> [Stated exercise]: Only lines with the string "title" matter here; gather them from the material below.

====================

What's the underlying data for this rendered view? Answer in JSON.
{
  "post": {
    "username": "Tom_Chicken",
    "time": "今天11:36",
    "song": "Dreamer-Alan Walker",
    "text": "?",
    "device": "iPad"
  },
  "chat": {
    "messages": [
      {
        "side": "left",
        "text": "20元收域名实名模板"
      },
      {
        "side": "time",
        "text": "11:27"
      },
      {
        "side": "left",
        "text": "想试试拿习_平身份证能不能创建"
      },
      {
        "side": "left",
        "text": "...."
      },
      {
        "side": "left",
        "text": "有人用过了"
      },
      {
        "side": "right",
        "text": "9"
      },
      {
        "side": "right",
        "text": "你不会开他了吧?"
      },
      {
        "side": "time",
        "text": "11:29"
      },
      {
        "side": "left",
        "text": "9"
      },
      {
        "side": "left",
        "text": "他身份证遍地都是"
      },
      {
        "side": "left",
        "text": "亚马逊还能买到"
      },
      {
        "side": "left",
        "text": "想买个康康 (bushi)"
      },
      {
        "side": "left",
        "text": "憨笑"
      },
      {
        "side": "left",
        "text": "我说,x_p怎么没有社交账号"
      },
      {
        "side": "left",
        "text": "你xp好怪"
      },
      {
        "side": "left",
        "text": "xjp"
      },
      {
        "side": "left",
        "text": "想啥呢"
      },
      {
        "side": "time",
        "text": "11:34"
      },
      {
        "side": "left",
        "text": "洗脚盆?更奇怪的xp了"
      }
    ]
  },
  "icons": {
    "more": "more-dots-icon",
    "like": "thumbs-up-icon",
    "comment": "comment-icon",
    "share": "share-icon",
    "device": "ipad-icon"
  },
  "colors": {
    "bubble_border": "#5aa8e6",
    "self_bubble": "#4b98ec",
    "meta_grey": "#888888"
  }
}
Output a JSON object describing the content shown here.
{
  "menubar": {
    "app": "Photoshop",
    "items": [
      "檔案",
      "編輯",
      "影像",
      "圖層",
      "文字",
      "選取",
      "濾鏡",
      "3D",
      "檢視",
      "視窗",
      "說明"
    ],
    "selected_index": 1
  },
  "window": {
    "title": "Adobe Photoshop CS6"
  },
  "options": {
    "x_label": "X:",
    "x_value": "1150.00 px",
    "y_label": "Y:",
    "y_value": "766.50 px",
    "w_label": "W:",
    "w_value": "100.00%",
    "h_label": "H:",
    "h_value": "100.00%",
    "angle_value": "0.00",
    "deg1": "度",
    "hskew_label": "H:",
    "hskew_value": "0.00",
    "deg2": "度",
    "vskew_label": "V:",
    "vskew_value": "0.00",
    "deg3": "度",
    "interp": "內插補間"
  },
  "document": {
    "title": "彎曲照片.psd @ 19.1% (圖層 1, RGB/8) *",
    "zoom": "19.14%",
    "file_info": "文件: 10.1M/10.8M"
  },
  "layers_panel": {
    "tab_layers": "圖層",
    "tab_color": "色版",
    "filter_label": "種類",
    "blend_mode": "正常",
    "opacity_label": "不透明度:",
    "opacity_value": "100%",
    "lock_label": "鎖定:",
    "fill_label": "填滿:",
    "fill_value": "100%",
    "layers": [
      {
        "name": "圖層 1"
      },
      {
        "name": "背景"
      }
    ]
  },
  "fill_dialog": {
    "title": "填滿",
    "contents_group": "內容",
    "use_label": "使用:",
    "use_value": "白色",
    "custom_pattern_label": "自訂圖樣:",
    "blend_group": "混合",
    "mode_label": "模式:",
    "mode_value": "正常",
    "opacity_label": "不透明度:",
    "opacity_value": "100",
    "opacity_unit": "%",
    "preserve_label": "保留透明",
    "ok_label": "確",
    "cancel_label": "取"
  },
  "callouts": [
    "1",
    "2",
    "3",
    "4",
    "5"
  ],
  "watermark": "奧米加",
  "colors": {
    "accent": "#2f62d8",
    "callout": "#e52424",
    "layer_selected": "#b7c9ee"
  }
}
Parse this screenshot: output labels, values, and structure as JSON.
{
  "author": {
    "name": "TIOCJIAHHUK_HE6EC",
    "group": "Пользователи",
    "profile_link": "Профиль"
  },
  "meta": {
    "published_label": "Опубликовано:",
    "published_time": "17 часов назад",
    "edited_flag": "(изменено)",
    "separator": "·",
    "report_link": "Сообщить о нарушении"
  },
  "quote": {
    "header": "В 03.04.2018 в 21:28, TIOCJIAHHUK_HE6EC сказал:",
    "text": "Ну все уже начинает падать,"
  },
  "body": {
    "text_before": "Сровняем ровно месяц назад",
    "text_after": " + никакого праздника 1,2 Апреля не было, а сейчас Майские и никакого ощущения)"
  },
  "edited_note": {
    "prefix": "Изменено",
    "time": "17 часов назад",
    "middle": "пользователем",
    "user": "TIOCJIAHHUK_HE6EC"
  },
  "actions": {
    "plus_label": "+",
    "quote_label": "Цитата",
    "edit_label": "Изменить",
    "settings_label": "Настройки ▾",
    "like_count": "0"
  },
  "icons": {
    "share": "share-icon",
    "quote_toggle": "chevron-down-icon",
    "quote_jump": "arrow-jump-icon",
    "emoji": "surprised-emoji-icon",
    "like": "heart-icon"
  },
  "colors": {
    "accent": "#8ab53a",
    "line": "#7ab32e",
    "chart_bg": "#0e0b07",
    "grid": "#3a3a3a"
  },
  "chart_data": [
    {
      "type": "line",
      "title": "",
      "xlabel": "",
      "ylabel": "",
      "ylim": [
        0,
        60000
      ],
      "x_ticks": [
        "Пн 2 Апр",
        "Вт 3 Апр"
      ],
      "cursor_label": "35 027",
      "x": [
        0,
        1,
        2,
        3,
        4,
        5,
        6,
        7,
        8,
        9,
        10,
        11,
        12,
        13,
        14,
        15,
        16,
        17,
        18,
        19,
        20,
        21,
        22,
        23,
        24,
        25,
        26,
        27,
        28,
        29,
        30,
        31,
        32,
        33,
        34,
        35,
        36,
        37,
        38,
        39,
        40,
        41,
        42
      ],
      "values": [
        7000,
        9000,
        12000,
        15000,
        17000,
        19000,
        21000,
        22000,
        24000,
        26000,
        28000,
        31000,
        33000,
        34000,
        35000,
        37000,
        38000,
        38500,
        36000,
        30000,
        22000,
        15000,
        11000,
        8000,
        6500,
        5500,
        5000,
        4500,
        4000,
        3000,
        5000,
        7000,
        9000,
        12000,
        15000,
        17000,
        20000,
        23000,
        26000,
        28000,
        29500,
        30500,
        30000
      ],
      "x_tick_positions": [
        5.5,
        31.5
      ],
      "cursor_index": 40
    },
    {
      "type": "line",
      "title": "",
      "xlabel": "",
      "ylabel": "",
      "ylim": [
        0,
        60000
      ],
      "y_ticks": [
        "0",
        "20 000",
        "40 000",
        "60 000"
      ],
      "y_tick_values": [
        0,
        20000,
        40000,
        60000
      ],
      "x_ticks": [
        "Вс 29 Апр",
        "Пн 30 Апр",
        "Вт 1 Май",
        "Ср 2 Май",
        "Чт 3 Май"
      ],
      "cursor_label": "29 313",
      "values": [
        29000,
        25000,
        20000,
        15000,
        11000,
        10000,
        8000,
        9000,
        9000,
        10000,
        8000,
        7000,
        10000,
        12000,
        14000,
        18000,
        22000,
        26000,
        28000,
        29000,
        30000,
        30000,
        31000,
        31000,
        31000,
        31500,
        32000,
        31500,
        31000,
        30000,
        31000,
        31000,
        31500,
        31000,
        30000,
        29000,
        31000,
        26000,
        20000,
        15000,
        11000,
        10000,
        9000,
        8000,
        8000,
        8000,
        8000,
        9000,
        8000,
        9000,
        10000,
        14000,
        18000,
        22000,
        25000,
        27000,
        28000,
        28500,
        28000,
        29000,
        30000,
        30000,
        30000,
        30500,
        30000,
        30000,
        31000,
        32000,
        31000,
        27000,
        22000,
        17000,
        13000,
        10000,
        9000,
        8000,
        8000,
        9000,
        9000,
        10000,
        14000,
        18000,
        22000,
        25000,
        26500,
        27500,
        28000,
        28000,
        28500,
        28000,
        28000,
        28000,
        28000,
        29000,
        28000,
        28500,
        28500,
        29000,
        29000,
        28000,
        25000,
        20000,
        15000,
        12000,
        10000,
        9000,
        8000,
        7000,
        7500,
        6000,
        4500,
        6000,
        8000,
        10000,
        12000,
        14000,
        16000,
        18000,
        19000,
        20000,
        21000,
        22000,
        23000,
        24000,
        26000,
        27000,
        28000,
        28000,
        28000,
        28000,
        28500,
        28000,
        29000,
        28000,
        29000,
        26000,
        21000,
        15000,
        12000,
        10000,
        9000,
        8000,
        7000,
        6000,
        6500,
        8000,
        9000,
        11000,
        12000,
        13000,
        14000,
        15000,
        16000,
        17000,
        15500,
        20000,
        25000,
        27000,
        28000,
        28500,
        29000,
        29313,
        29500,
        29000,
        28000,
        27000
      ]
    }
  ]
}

====================

> [Expected answer]:
    "title": "Adobe Photoshop CS6"
    "title": "彎曲照片.psd @ 19.1% (圖層 1, RGB/8) *",
    "title": "填滿",
      "title": "",
      "title": "",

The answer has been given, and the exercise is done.